# Data for processing start
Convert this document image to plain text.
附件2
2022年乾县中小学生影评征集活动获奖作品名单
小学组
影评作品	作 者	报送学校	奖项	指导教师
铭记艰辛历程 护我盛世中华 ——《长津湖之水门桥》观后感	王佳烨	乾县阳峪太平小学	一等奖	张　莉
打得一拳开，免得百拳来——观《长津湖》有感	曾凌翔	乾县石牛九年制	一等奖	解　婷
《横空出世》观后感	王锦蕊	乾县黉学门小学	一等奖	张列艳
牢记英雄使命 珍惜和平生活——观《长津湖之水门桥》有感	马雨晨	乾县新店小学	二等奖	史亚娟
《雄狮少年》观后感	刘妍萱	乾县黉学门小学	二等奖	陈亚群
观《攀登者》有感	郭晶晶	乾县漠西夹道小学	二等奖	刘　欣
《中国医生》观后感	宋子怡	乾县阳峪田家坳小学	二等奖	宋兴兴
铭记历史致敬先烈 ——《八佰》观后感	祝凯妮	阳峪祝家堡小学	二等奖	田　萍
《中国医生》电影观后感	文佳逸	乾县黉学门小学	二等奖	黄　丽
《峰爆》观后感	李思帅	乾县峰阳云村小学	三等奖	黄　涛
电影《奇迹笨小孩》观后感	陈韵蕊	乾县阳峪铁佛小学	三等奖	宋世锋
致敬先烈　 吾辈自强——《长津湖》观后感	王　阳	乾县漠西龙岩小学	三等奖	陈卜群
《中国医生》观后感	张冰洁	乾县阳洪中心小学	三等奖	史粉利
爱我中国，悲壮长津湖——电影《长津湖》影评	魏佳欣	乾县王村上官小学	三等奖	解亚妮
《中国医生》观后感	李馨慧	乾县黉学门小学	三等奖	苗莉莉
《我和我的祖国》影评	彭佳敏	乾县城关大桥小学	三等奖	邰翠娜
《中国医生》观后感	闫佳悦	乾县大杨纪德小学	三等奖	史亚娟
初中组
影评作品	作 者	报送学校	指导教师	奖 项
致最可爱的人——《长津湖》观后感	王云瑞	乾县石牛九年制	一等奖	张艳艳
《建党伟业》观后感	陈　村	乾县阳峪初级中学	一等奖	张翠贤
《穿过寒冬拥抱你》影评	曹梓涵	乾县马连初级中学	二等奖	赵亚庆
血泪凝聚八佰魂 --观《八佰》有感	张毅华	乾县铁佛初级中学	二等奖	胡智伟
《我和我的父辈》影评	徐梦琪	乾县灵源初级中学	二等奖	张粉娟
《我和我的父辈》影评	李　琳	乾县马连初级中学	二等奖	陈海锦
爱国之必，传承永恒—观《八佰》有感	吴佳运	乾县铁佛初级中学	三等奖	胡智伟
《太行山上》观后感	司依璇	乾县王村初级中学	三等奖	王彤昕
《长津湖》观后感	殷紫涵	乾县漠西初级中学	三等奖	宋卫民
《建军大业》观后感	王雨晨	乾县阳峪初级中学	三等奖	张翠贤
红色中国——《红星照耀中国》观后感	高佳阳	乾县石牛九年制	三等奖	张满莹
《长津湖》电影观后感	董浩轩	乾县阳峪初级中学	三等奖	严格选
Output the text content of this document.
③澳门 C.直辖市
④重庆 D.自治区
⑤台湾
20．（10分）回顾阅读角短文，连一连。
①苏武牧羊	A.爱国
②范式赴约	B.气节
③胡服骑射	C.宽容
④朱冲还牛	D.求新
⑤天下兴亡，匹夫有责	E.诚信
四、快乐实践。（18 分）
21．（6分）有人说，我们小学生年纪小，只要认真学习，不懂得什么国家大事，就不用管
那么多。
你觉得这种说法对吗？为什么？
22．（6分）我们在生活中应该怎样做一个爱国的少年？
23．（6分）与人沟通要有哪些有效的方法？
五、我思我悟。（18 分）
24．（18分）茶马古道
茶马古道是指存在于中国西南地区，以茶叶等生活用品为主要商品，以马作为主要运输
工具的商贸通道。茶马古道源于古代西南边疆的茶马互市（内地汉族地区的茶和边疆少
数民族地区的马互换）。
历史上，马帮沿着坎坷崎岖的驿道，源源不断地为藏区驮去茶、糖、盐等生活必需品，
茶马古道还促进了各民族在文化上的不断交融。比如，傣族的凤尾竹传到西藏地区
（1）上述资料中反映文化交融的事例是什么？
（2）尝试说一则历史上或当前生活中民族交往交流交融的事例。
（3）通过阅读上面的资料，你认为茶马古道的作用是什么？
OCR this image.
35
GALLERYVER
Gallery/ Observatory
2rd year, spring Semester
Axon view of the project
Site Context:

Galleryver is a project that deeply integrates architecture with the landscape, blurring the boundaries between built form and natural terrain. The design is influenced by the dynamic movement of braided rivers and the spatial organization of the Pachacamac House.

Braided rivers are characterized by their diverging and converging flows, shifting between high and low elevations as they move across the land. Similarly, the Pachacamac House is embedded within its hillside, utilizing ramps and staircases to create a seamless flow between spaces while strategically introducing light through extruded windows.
# Data for processing end
§ What to produce:
Look over the listing above. Pick out and copy every line that includes "报送学校".

§ Right answer:
影评作品	作 者	报送学校	奖项	指导教师
影评作品	作 者	报送学校	指导教师	奖 项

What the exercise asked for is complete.